Chart and figure data
####

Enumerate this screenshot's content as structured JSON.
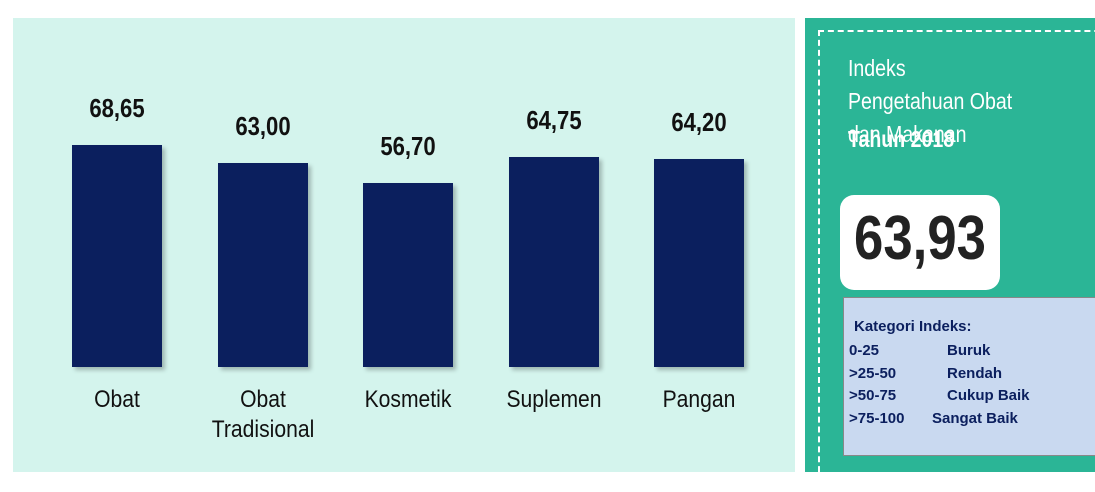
{
  "chart_data": {
    "type": "bar",
    "categories": [
      "Obat",
      "Obat Tradisional",
      "Kosmetik",
      "Suplemen",
      "Pangan"
    ],
    "values": [
      68.65,
      63.0,
      56.7,
      64.75,
      64.2
    ],
    "value_labels": [
      "68,65",
      "63,00",
      "56,70",
      "64,75",
      "64,20"
    ],
    "color": "#0b1f5e"
  },
  "panel": {
    "title": "Indeks Pengetahuan Obat dan Makanan",
    "year": "Tahun 2018",
    "index_value": "63,93",
    "legend": {
      "title": "Kategori Indeks:",
      "rows": [
        [
          "0-25",
          "Buruk"
        ],
        [
          ">25-50",
          "Rendah"
        ],
        [
          ">50-75",
          "Cukup Baik"
        ],
        [
          ">75-100",
          "Sangat Baik"
        ]
      ]
    }
  }
}
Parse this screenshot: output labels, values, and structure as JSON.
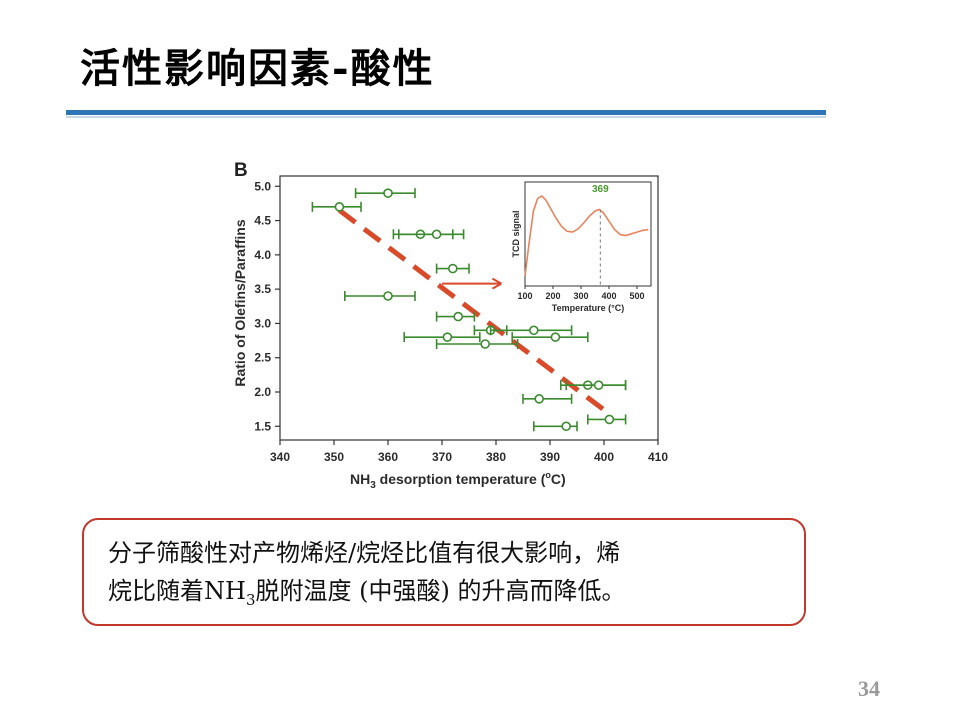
{
  "slide": {
    "title": "活性影响因素-酸性",
    "page_number": "34"
  },
  "caption": {
    "line1": "分子筛酸性对产物烯烃/烷烃比值有很大影响，烯",
    "line2_a": "烷比随着NH",
    "line2_sub": "3",
    "line2_b": "脱附温度 (中强酸) 的升高而降低。"
  },
  "chart_data": [
    {
      "type": "scatter",
      "panel_label": "B",
      "xlabel_main": "NH",
      "xlabel_sub": "3",
      "xlabel_rest": " desorption temperature (",
      "xlabel_sup": "o",
      "xlabel_end": "C)",
      "ylabel": "Ratio of Olefins/Paraffins",
      "xlim": [
        340,
        410
      ],
      "ylim": [
        1.3,
        5.15
      ],
      "xticks": [
        340,
        350,
        360,
        370,
        380,
        390,
        400,
        410
      ],
      "yticks": [
        1.5,
        2.0,
        2.5,
        3.0,
        3.5,
        4.0,
        4.5,
        5.0
      ],
      "ytick_labels": [
        "1.5",
        "2.0",
        "2.5",
        "3.0",
        "3.5",
        "4.0",
        "4.5",
        "5.0"
      ],
      "marker_color": "#3a8a2e",
      "trend_color": "#d94a2a",
      "points": [
        {
          "x": 360,
          "y": 4.9,
          "xerr_low": 354,
          "xerr_high": 365
        },
        {
          "x": 351,
          "y": 4.7,
          "xerr_low": 346,
          "xerr_high": 355
        },
        {
          "x": 366,
          "y": 4.3,
          "xerr_low": 361,
          "xerr_high": 372
        },
        {
          "x": 369,
          "y": 4.3,
          "xerr_low": 362,
          "xerr_high": 374
        },
        {
          "x": 372,
          "y": 3.8,
          "xerr_low": 369,
          "xerr_high": 375
        },
        {
          "x": 360,
          "y": 3.4,
          "xerr_low": 352,
          "xerr_high": 365
        },
        {
          "x": 373,
          "y": 3.1,
          "xerr_low": 369,
          "xerr_high": 376
        },
        {
          "x": 379,
          "y": 2.9,
          "xerr_low": 376,
          "xerr_high": 382
        },
        {
          "x": 387,
          "y": 2.9,
          "xerr_low": 379,
          "xerr_high": 394
        },
        {
          "x": 371,
          "y": 2.8,
          "xerr_low": 363,
          "xerr_high": 377
        },
        {
          "x": 391,
          "y": 2.8,
          "xerr_low": 383,
          "xerr_high": 397
        },
        {
          "x": 378,
          "y": 2.7,
          "xerr_low": 369,
          "xerr_high": 384
        },
        {
          "x": 397,
          "y": 2.1,
          "xerr_low": 392,
          "xerr_high": 404
        },
        {
          "x": 399,
          "y": 2.1,
          "xerr_low": 393,
          "xerr_high": 404
        },
        {
          "x": 388,
          "y": 1.9,
          "xerr_low": 385,
          "xerr_high": 394
        },
        {
          "x": 401,
          "y": 1.6,
          "xerr_low": 397,
          "xerr_high": 404
        },
        {
          "x": 393,
          "y": 1.5,
          "xerr_low": 387,
          "xerr_high": 395
        }
      ],
      "trend_line": {
        "x": [
          351,
          401
        ],
        "y": [
          4.65,
          1.68
        ]
      },
      "arrow": {
        "x": [
          370,
          381
        ],
        "y": [
          3.58,
          3.58
        ]
      }
    },
    {
      "type": "line",
      "xlabel": "Temperature (°C)",
      "ylabel": "TCD signal",
      "xlim": [
        100,
        550
      ],
      "xticks": [
        100,
        200,
        300,
        400,
        500
      ],
      "peak_label": "369",
      "peak_x": 369,
      "line_color": "#e8845a",
      "peak_label_color": "#4a9a2e",
      "x": [
        100,
        115,
        130,
        145,
        160,
        175,
        190,
        210,
        230,
        250,
        270,
        290,
        310,
        330,
        350,
        365,
        380,
        400,
        420,
        440,
        460,
        480,
        500,
        520,
        540
      ],
      "y": [
        0.05,
        0.45,
        0.82,
        0.97,
        1.0,
        0.95,
        0.86,
        0.74,
        0.64,
        0.58,
        0.57,
        0.61,
        0.68,
        0.76,
        0.82,
        0.84,
        0.8,
        0.7,
        0.6,
        0.54,
        0.53,
        0.55,
        0.57,
        0.59,
        0.6
      ]
    }
  ]
}
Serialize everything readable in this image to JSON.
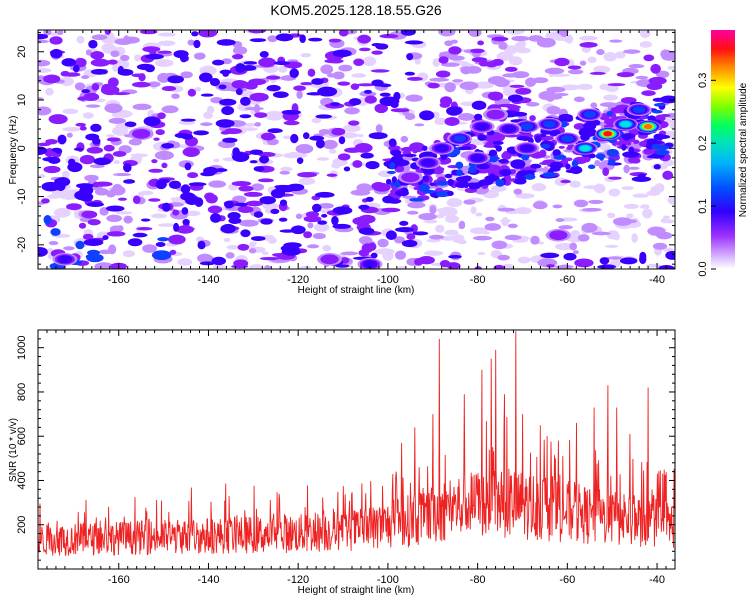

####

• [WHAT YOU WILL DO]
Each record above should be copied character for character, with pictures dropped.

• [EXERCISE RESULT]
Enumerate this screenshot's content as structured JSON.
{
  "chart_data": {
    "type": "bar",
    "categories": [
      "Obat",
      "Obat Tradisional",
      "Kosmetik",
      "Suplemen",
      "Pangan"
    ],
    "values": [
      68.65,
      63.0,
      56.7,
      64.75,
      64.2
    ],
    "value_labels": [
      "68,65",
      "63,00",
      "56,70",
      "64,75",
      "64,20"
    ],
    "color": "#0b1f5e"
  },
  "panel": {
    "title": "Indeks Pengetahuan Obat dan Makanan",
    "year": "Tahun 2018",
    "index_value": "63,93",
    "legend": {
      "title": "Kategori Indeks:",
      "rows": [
        [
          "0-25",
          "Buruk"
        ],
        [
          ">25-50",
          "Rendah"
        ],
        [
          ">50-75",
          "Cukup Baik"
        ],
        [
          ">75-100",
          "Sangat Baik"
        ]
      ]
    }
  }
}
Parse this screenshot: output labels, values, and structure as JSON.
{
  "slide": {
    "title": "活性影响因素-酸性",
    "page_number": "34"
  },
  "caption": {
    "line1": "分子筛酸性对产物烯烃/烷烃比值有很大影响，烯",
    "line2_a": "烷比随着NH",
    "line2_sub": "3",
    "line2_b": "脱附温度 (中强酸) 的升高而降低。"
  },
  "chart_data": [
    {
      "type": "scatter",
      "panel_label": "B",
      "xlabel_main": "NH",
      "xlabel_sub": "3",
      "xlabel_rest": " desorption temperature (",
      "xlabel_sup": "o",
      "xlabel_end": "C)",
      "ylabel": "Ratio of Olefins/Paraffins",
      "xlim": [
        340,
        410
      ],
      "ylim": [
        1.3,
        5.15
      ],
      "xticks": [
        340,
        350,
        360,
        370,
        380,
        390,
        400,
        410
      ],
      "yticks": [
        1.5,
        2.0,
        2.5,
        3.0,
        3.5,
        4.0,
        4.5,
        5.0
      ],
      "ytick_labels": [
        "1.5",
        "2.0",
        "2.5",
        "3.0",
        "3.5",
        "4.0",
        "4.5",
        "5.0"
      ],
      "marker_color": "#3a8a2e",
      "trend_color": "#d94a2a",
      "points": [
        {
          "x": 360,
          "y": 4.9,
          "xerr_low": 354,
          "xerr_high": 365
        },
        {
          "x": 351,
          "y": 4.7,
          "xerr_low": 346,
          "xerr_high": 355
        },
        {
          "x": 366,
          "y": 4.3,
          "xerr_low": 361,
          "xerr_high": 372
        },
        {
          "x": 369,
          "y": 4.3,
          "xerr_low": 362,
          "xerr_high": 374
        },
        {
          "x": 372,
          "y": 3.8,
          "xerr_low": 369,
          "xerr_high": 375
        },
        {
          "x": 360,
          "y": 3.4,
          "xerr_low": 352,
          "xerr_high": 365
        },
        {
          "x": 373,
          "y": 3.1,
          "xerr_low": 369,
          "xerr_high": 376
        },
        {
          "x": 379,
          "y": 2.9,
          "xerr_low": 376,
          "xerr_high": 382
        },
        {
          "x": 387,
          "y": 2.9,
          "xerr_low": 379,
          "xerr_high": 394
        },
        {
          "x": 371,
          "y": 2.8,
          "xerr_low": 363,
          "xerr_high": 377
        },
        {
          "x": 391,
          "y": 2.8,
          "xerr_low": 383,
          "xerr_high": 397
        },
        {
          "x": 378,
          "y": 2.7,
          "xerr_low": 369,
          "xerr_high": 384
        },
        {
          "x": 397,
          "y": 2.1,
          "xerr_low": 392,
          "xerr_high": 404
        },
        {
          "x": 399,
          "y": 2.1,
          "xerr_low": 393,
          "xerr_high": 404
        },
        {
          "x": 388,
          "y": 1.9,
          "xerr_low": 385,
          "xerr_high": 394
        },
        {
          "x": 401,
          "y": 1.6,
          "xerr_low": 397,
          "xerr_high": 404
        },
        {
          "x": 393,
          "y": 1.5,
          "xerr_low": 387,
          "xerr_high": 395
        }
      ],
      "trend_line": {
        "x": [
          351,
          401
        ],
        "y": [
          4.65,
          1.68
        ]
      },
      "arrow": {
        "x": [
          370,
          381
        ],
        "y": [
          3.58,
          3.58
        ]
      }
    },
    {
      "type": "line",
      "xlabel": "Temperature (°C)",
      "ylabel": "TCD signal",
      "xlim": [
        100,
        550
      ],
      "xticks": [
        100,
        200,
        300,
        400,
        500
      ],
      "peak_label": "369",
      "peak_x": 369,
      "line_color": "#e8845a",
      "peak_label_color": "#4a9a2e",
      "x": [
        100,
        115,
        130,
        145,
        160,
        175,
        190,
        210,
        230,
        250,
        270,
        290,
        310,
        330,
        350,
        365,
        380,
        400,
        420,
        440,
        460,
        480,
        500,
        520,
        540
      ],
      "y": [
        0.05,
        0.45,
        0.82,
        0.97,
        1.0,
        0.95,
        0.86,
        0.74,
        0.64,
        0.58,
        0.57,
        0.61,
        0.68,
        0.76,
        0.82,
        0.84,
        0.8,
        0.7,
        0.6,
        0.54,
        0.53,
        0.55,
        0.57,
        0.59,
        0.6
      ]
    }
  ]
}
Serialize everything readable in this image to JSON.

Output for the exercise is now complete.